> _Stated exercise_
Exclude images, then output the remaining data verbatim.

> _Entries shown_
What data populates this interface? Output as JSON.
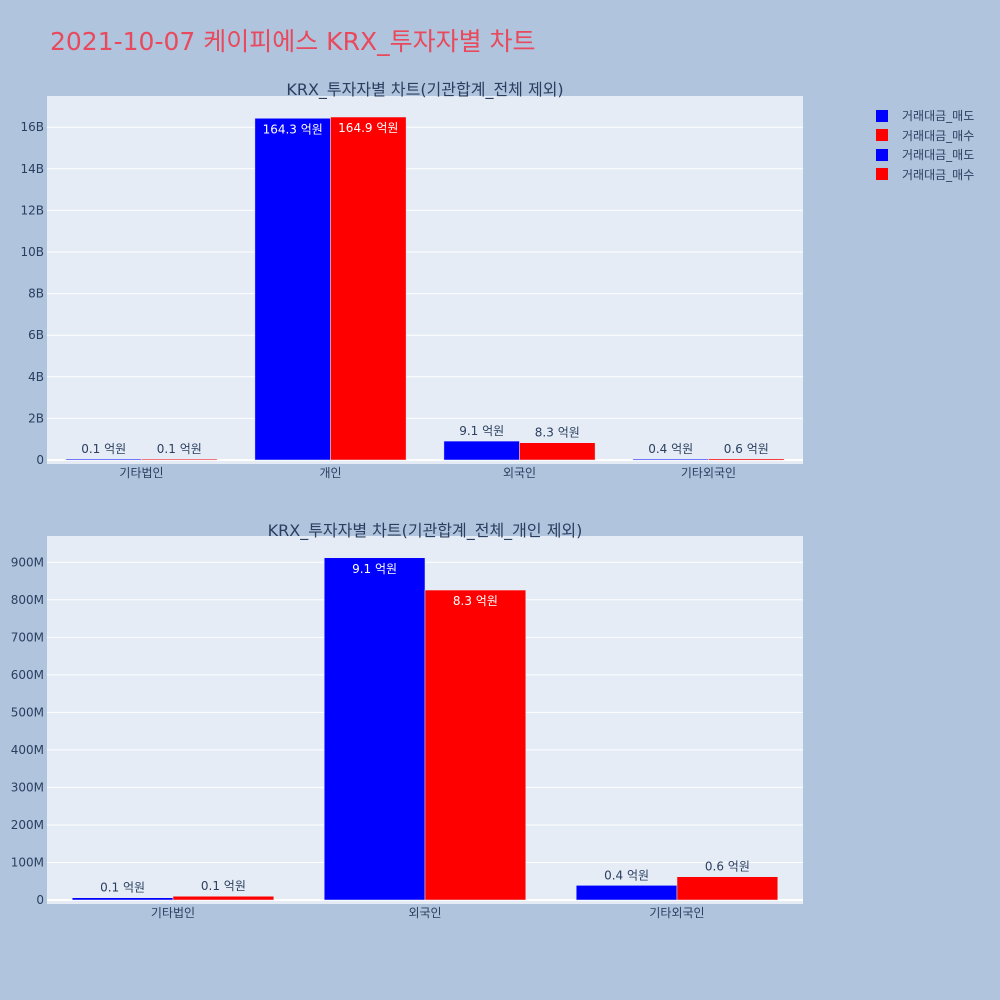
{
  "page": {
    "title": "2021-10-07 케이피에스 KRX_투자자별 차트",
    "background": "#b0c4de",
    "title_color": "#e8495c"
  },
  "legend": {
    "items": [
      {
        "label": "거래대금_매도",
        "color": "#0000ff"
      },
      {
        "label": "거래대금_매수",
        "color": "#ff0000"
      },
      {
        "label": "거래대금_매도",
        "color": "#0000ff"
      },
      {
        "label": "거래대금_매수",
        "color": "#ff0000"
      }
    ]
  },
  "chart_data": [
    {
      "type": "bar",
      "title": "KRX_투자자별 차트(기관합계_전체 제외)",
      "categories": [
        "기타법인",
        "개인",
        "외국인",
        "기타외국인"
      ],
      "series": [
        {
          "name": "거래대금_매도",
          "color": "#0000ff",
          "values": [
            10000000,
            16430000000,
            910000000,
            40000000
          ],
          "labels": [
            "0.1 억원",
            "164.3 억원",
            "9.1 억원",
            "0.4 억원"
          ]
        },
        {
          "name": "거래대금_매수",
          "color": "#ff0000",
          "values": [
            10000000,
            16490000000,
            830000000,
            60000000
          ],
          "labels": [
            "0.1 억원",
            "164.9 억원",
            "8.3 억원",
            "0.6 억원"
          ]
        }
      ],
      "ylim": [
        0,
        17500000000
      ],
      "yticks": [
        0,
        2000000000,
        4000000000,
        6000000000,
        8000000000,
        10000000000,
        12000000000,
        14000000000,
        16000000000
      ],
      "ytick_labels": [
        "0",
        "2B",
        "4B",
        "6B",
        "8B",
        "10B",
        "12B",
        "14B",
        "16B"
      ],
      "grid": true
    },
    {
      "type": "bar",
      "title": "KRX_투자자별 차트(기관합계_전체_개인 제외)",
      "categories": [
        "기타법인",
        "외국인",
        "기타외국인"
      ],
      "series": [
        {
          "name": "거래대금_매도",
          "color": "#0000ff",
          "values": [
            6000000,
            912000000,
            39000000
          ],
          "labels": [
            "0.1 억원",
            "9.1 억원",
            "0.4 억원"
          ]
        },
        {
          "name": "거래대금_매수",
          "color": "#ff0000",
          "values": [
            10000000,
            826000000,
            62000000
          ],
          "labels": [
            "0.1 억원",
            "8.3 억원",
            "0.6 억원"
          ]
        }
      ],
      "ylim": [
        0,
        970000000
      ],
      "yticks": [
        0,
        100000000,
        200000000,
        300000000,
        400000000,
        500000000,
        600000000,
        700000000,
        800000000,
        900000000
      ],
      "ytick_labels": [
        "0",
        "100M",
        "200M",
        "300M",
        "400M",
        "500M",
        "600M",
        "700M",
        "800M",
        "900M"
      ],
      "grid": true
    }
  ]
}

> _Response_
What data populates this interface? Output as JSON.
{
  "page": {
    "title": "2021-10-07 케이피에스 KRX_투자자별 차트",
    "background": "#b0c4de",
    "title_color": "#e8495c"
  },
  "legend": {
    "items": [
      {
        "label": "거래대금_매도",
        "color": "#0000ff"
      },
      {
        "label": "거래대금_매수",
        "color": "#ff0000"
      },
      {
        "label": "거래대금_매도",
        "color": "#0000ff"
      },
      {
        "label": "거래대금_매수",
        "color": "#ff0000"
      }
    ]
  },
  "chart_data": [
    {
      "type": "bar",
      "title": "KRX_투자자별 차트(기관합계_전체 제외)",
      "categories": [
        "기타법인",
        "개인",
        "외국인",
        "기타외국인"
      ],
      "series": [
        {
          "name": "거래대금_매도",
          "color": "#0000ff",
          "values": [
            10000000,
            16430000000,
            910000000,
            40000000
          ],
          "labels": [
            "0.1 억원",
            "164.3 억원",
            "9.1 억원",
            "0.4 억원"
          ]
        },
        {
          "name": "거래대금_매수",
          "color": "#ff0000",
          "values": [
            10000000,
            16490000000,
            830000000,
            60000000
          ],
          "labels": [
            "0.1 억원",
            "164.9 억원",
            "8.3 억원",
            "0.6 억원"
          ]
        }
      ],
      "ylim": [
        0,
        17500000000
      ],
      "yticks": [
        0,
        2000000000,
        4000000000,
        6000000000,
        8000000000,
        10000000000,
        12000000000,
        14000000000,
        16000000000
      ],
      "ytick_labels": [
        "0",
        "2B",
        "4B",
        "6B",
        "8B",
        "10B",
        "12B",
        "14B",
        "16B"
      ],
      "grid": true
    },
    {
      "type": "bar",
      "title": "KRX_투자자별 차트(기관합계_전체_개인 제외)",
      "categories": [
        "기타법인",
        "외국인",
        "기타외국인"
      ],
      "series": [
        {
          "name": "거래대금_매도",
          "color": "#0000ff",
          "values": [
            6000000,
            912000000,
            39000000
          ],
          "labels": [
            "0.1 억원",
            "9.1 억원",
            "0.4 억원"
          ]
        },
        {
          "name": "거래대금_매수",
          "color": "#ff0000",
          "values": [
            10000000,
            826000000,
            62000000
          ],
          "labels": [
            "0.1 억원",
            "8.3 억원",
            "0.6 억원"
          ]
        }
      ],
      "ylim": [
        0,
        970000000
      ],
      "yticks": [
        0,
        100000000,
        200000000,
        300000000,
        400000000,
        500000000,
        600000000,
        700000000,
        800000000,
        900000000
      ],
      "ytick_labels": [
        "0",
        "100M",
        "200M",
        "300M",
        "400M",
        "500M",
        "600M",
        "700M",
        "800M",
        "900M"
      ],
      "grid": true
    }
  ]
}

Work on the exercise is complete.